-- What the task requires --
Restate all of the entries exactly, dropping any pictures they hold.

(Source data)
□ □ □
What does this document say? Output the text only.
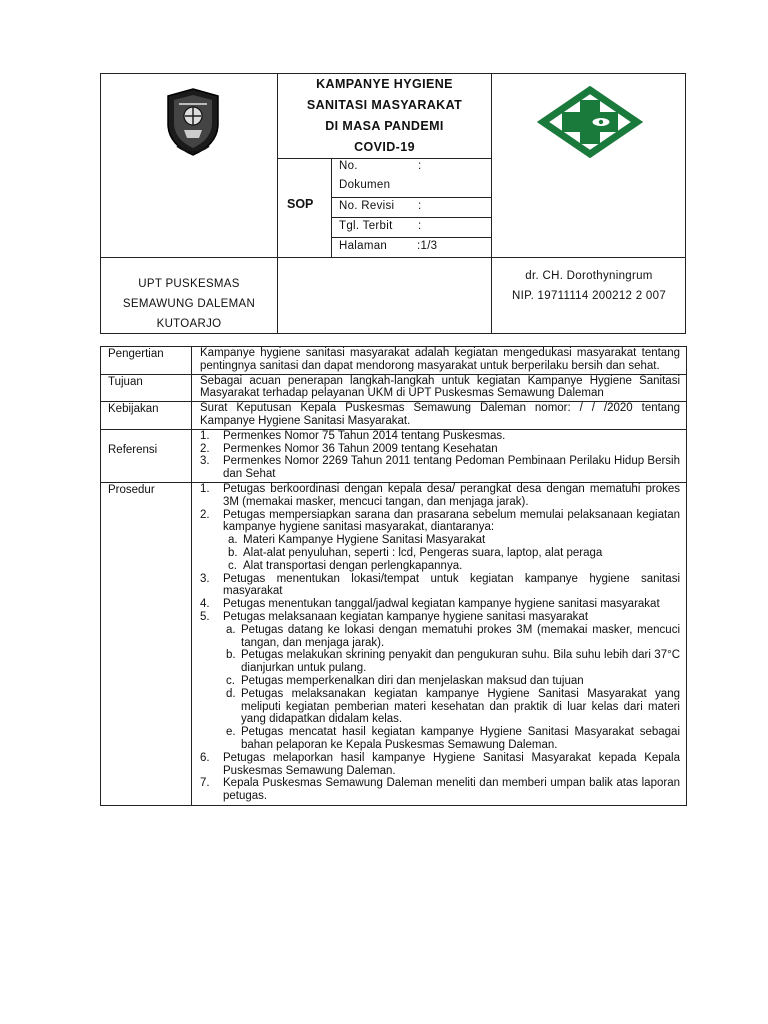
KAMPANYE HYGIENE
SANITASI MASYARAKAT
DI MASA PANDEMI
COVID-19
SOP
No.	:
Dokumen
No. Revisi :
Tgl. Terbit :
Halaman	:1/3
UPT PUSKESMAS
SEMAWUNG DALEMAN
KUTOARJO
dr. CH. Dorothyningrum
NIP. 19711114 200212 2 007
Pengertian	Kampanye hygiene sanitasi masyarakat adalah kegiatan mengedukasi masyarakat tentang pentingnya sanitasi dan dapat mendorong masyarakat untuk berperilaku bersih dan sehat.

Tujuan	Sebagai acuan penerapan langkah-langkah untuk kegiatan Kampanye Hygiene Sanitasi Masyarakat terhadap pelayanan UKM di UPT Puskesmas Semawung Daleman

Kebijakan	Surat Keputusan Kepala Puskesmas Semawung Daleman nomor: / / /2020 tentang Kampanye Hygiene Sanitasi Masyarakat.

Referensi
1. Permenkes Nomor 75 Tahun 2014 tentang Puskesmas.
2. Permenkes Nomor 36 Tahun 2009 tentang Kesehatan
3. Permenkes Nomor 2269 Tahun 2011 tentang Pedoman Pembinaan Perilaku Hidup Bersih dan Sehat
Prosedur	1. Petugas berkoordinasi dengan kepala desa/ perangkat desa dengan mematuhi prokes 3M (memakai masker, mencuci tangan, dan menjaga jarak).
2. Petugas mempersiapkan sarana dan prasarana sebelum memulai pelaksanaan kegiatan kampanye hygiene sanitasi masyarakat, diantaranya:
a. Materi Kampanye Hygiene Sanitasi Masyarakat
b. Alat-alat penyuluhan, seperti : lcd, Pengeras suara, laptop, alat peraga
c. Alat transportasi dengan perlengkapannya.
3. Petugas menentukan lokasi/tempat untuk kegiatan kampanye hygiene sanitasi masyarakat
4. Petugas menentukan tanggal/jadwal kegiatan kampanye hygiene sanitasi masyarakat
5. Petugas melaksanaan kegiatan kampanye hygiene sanitasi masyarakat
a. Petugas datang ke lokasi dengan mematuhi prokes 3M (memakai masker, mencuci tangan, dan menjaga jarak).
b. Petugas melakukan skrining penyakit dan pengukuran suhu. Bila suhu lebih dari 37°C dianjurkan untuk pulang.
c. Petugas memperkenalkan diri dan menjelaskan maksud dan tujuan
d. Petugas melaksanakan kegiatan kampanye Hygiene Sanitasi Masyarakat yang meliputi kegiatan pemberian materi kesehatan dan praktik di luar kelas dari materi yang didapatkan didalam kelas.
e. Petugas mencatat hasil kegiatan kampanye Hygiene Sanitasi Masyarakat sebagai bahan pelaporan ke Kepala Puskesmas Semawung Daleman.
6. Petugas melaporkan hasil kampanye Hygiene Sanitasi Masyarakat kepada Kepala Puskesmas Semawung Daleman.
7. Kepala Puskesmas Semawung Daleman meneliti dan memberi umpan balik atas laporan petugas.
□ □ □
-- Solution for this exercise --
What does this document say? Output the text only.
KAMPANYE HYGIENE
SANITASI MASYARAKAT
DI MASA PANDEMI
COVID-19
SOP
No.	:
Dokumen
No. Revisi :
Tgl. Terbit :
Halaman	:1/3
UPT PUSKESMAS
SEMAWUNG DALEMAN
KUTOARJO
dr. CH. Dorothyningrum
NIP. 19711114 200212 2 007
Pengertian	Kampanye hygiene sanitasi masyarakat adalah kegiatan mengedukasi masyarakat tentang pentingnya sanitasi dan dapat mendorong masyarakat untuk berperilaku bersih dan sehat.

Tujuan	Sebagai acuan penerapan langkah-langkah untuk kegiatan Kampanye Hygiene Sanitasi Masyarakat terhadap pelayanan UKM di UPT Puskesmas Semawung Daleman

Kebijakan	Surat Keputusan Kepala Puskesmas Semawung Daleman nomor: / / /2020 tentang Kampanye Hygiene Sanitasi Masyarakat.

Referensi
1. Permenkes Nomor 75 Tahun 2014 tentang Puskesmas.
2. Permenkes Nomor 36 Tahun 2009 tentang Kesehatan
3. Permenkes Nomor 2269 Tahun 2011 tentang Pedoman Pembinaan Perilaku Hidup Bersih dan Sehat
Prosedur	1. Petugas berkoordinasi dengan kepala desa/ perangkat desa dengan mematuhi prokes 3M (memakai masker, mencuci tangan, dan menjaga jarak).
2. Petugas mempersiapkan sarana dan prasarana sebelum memulai pelaksanaan kegiatan kampanye hygiene sanitasi masyarakat, diantaranya:
a. Materi Kampanye Hygiene Sanitasi Masyarakat
b. Alat-alat penyuluhan, seperti : lcd, Pengeras suara, laptop, alat peraga
c. Alat transportasi dengan perlengkapannya.
3. Petugas menentukan lokasi/tempat untuk kegiatan kampanye hygiene sanitasi masyarakat
4. Petugas menentukan tanggal/jadwal kegiatan kampanye hygiene sanitasi masyarakat
5. Petugas melaksanaan kegiatan kampanye hygiene sanitasi masyarakat
a. Petugas datang ke lokasi dengan mematuhi prokes 3M (memakai masker, mencuci tangan, dan menjaga jarak).
b. Petugas melakukan skrining penyakit dan pengukuran suhu. Bila suhu lebih dari 37°C dianjurkan untuk pulang.
c. Petugas memperkenalkan diri dan menjelaskan maksud dan tujuan
d. Petugas melaksanakan kegiatan kampanye Hygiene Sanitasi Masyarakat yang meliputi kegiatan pemberian materi kesehatan dan praktik di luar kelas dari materi yang didapatkan didalam kelas.
e. Petugas mencatat hasil kegiatan kampanye Hygiene Sanitasi Masyarakat sebagai bahan pelaporan ke Kepala Puskesmas Semawung Daleman.
6. Petugas melaporkan hasil kampanye Hygiene Sanitasi Masyarakat kepada Kepala Puskesmas Semawung Daleman.
7. Kepala Puskesmas Semawung Daleman meneliti dan memberi umpan balik atas laporan petugas.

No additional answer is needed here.